[Collected data]
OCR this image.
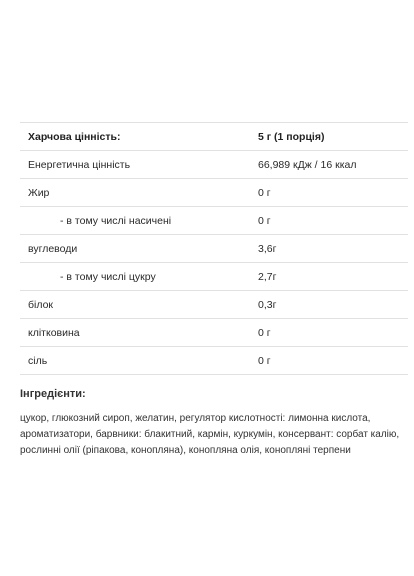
Харчова цінність:	5 г (1 порція)
Енергетична цінність	66,989 кДж / 16 ккал
Жир	0 г
- в тому числі насичені	0 г
вуглеводи	3,6г
- в тому числі цукру	2,7г
білок	0,3г
клітковина	0 г
сіль	0 г
Інгредієнти:

цукор, глюкозний сироп, желатин, регулятор кислотності: лимонна кислота,
ароматизатори, барвники: блакитний, кармін, куркумін, консервант: сорбат калію,
рослинні олії (ріпакова, конопляна), конопляна олія, конопляні терпени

_Task brief_
All lines above with "цінність" in them should be returned.

_Result of the exercise_
Харчова цінність:	5 г (1 порція)
Енергетична цінність	66,989 кДж / 16 ккал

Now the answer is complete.